§ Task requirements:
Write out the entire listing below exactly as it appears, minus any pictures.

§ Recorded data:

════════════════

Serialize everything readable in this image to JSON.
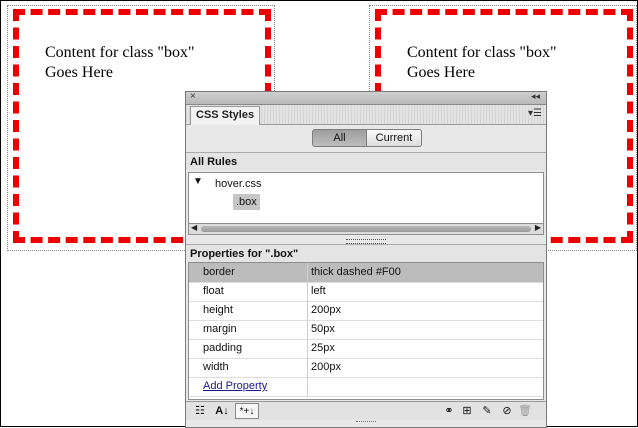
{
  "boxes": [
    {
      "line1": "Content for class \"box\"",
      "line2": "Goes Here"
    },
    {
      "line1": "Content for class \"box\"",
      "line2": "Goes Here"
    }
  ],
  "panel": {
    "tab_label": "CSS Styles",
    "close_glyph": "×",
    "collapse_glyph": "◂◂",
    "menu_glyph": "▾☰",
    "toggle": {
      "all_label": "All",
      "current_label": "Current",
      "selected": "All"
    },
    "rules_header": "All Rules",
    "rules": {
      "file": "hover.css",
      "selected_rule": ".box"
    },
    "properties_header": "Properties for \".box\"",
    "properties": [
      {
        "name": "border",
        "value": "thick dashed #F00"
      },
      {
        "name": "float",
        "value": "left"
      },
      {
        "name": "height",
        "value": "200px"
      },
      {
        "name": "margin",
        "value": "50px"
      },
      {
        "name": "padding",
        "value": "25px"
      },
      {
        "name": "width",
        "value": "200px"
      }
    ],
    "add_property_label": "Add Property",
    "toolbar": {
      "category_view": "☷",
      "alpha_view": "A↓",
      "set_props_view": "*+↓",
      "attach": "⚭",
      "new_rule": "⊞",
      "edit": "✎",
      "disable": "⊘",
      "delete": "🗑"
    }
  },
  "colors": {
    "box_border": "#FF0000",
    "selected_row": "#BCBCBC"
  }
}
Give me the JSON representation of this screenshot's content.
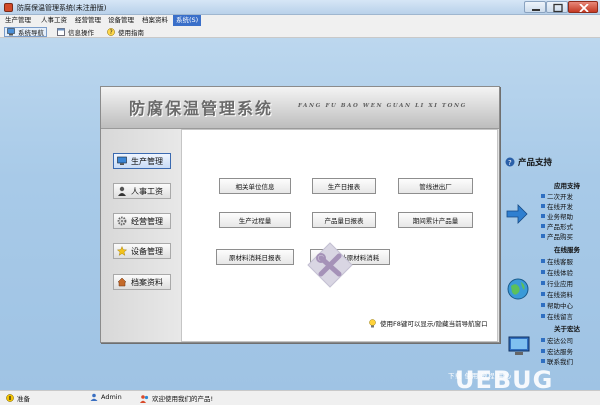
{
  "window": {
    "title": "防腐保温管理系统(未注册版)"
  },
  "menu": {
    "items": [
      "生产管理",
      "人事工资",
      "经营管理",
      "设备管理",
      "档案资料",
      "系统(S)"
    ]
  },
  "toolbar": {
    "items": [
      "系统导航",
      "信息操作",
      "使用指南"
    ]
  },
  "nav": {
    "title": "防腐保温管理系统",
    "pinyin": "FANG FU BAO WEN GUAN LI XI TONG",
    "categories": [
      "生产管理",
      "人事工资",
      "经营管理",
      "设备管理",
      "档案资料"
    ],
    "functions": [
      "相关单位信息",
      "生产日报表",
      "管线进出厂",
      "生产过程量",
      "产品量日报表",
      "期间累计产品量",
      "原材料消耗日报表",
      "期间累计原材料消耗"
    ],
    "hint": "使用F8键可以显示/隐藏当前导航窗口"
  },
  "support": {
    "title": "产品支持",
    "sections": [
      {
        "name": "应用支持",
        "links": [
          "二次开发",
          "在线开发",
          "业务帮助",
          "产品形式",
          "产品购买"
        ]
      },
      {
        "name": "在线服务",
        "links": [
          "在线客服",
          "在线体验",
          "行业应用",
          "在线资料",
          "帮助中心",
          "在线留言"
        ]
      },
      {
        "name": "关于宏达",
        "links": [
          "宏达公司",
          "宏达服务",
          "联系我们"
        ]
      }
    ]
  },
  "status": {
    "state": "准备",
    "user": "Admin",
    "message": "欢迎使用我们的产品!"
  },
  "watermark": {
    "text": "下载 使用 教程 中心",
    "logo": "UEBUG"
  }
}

════════════════

§ Exercise solution:
Serialize everything readable in this image to JSON.
{
  "boxes": [
    {
      "line1": "Content for class \"box\"",
      "line2": "Goes Here"
    },
    {
      "line1": "Content for class \"box\"",
      "line2": "Goes Here"
    }
  ],
  "panel": {
    "tab_label": "CSS Styles",
    "close_glyph": "×",
    "collapse_glyph": "◂◂",
    "menu_glyph": "▾☰",
    "toggle": {
      "all_label": "All",
      "current_label": "Current",
      "selected": "All"
    },
    "rules_header": "All Rules",
    "rules": {
      "file": "hover.css",
      "selected_rule": ".box"
    },
    "properties_header": "Properties for \".box\"",
    "properties": [
      {
        "name": "border",
        "value": "thick dashed #F00"
      },
      {
        "name": "float",
        "value": "left"
      },
      {
        "name": "height",
        "value": "200px"
      },
      {
        "name": "margin",
        "value": "50px"
      },
      {
        "name": "padding",
        "value": "25px"
      },
      {
        "name": "width",
        "value": "200px"
      }
    ],
    "add_property_label": "Add Property",
    "toolbar": {
      "category_view": "☷",
      "alpha_view": "A↓",
      "set_props_view": "*+↓",
      "attach": "⚭",
      "new_rule": "⊞",
      "edit": "✎",
      "disable": "⊘",
      "delete": "🗑"
    }
  },
  "colors": {
    "box_border": "#FF0000",
    "selected_row": "#BCBCBC"
  }
}
Give me the JSON representation of this screenshot's content.
{
  "window": {
    "title": "防腐保温管理系统(未注册版)"
  },
  "menu": {
    "items": [
      "生产管理",
      "人事工资",
      "经营管理",
      "设备管理",
      "档案资料",
      "系统(S)"
    ]
  },
  "toolbar": {
    "items": [
      "系统导航",
      "信息操作",
      "使用指南"
    ]
  },
  "nav": {
    "title": "防腐保温管理系统",
    "pinyin": "FANG FU BAO WEN GUAN LI XI TONG",
    "categories": [
      "生产管理",
      "人事工资",
      "经营管理",
      "设备管理",
      "档案资料"
    ],
    "functions": [
      "相关单位信息",
      "生产日报表",
      "管线进出厂",
      "生产过程量",
      "产品量日报表",
      "期间累计产品量",
      "原材料消耗日报表",
      "期间累计原材料消耗"
    ],
    "hint": "使用F8键可以显示/隐藏当前导航窗口"
  },
  "support": {
    "title": "产品支持",
    "sections": [
      {
        "name": "应用支持",
        "links": [
          "二次开发",
          "在线开发",
          "业务帮助",
          "产品形式",
          "产品购买"
        ]
      },
      {
        "name": "在线服务",
        "links": [
          "在线客服",
          "在线体验",
          "行业应用",
          "在线资料",
          "帮助中心",
          "在线留言"
        ]
      },
      {
        "name": "关于宏达",
        "links": [
          "宏达公司",
          "宏达服务",
          "联系我们"
        ]
      }
    ]
  },
  "status": {
    "state": "准备",
    "user": "Admin",
    "message": "欢迎使用我们的产品!"
  },
  "watermark": {
    "text": "下载 使用 教程 中心",
    "logo": "UEBUG"
  }
}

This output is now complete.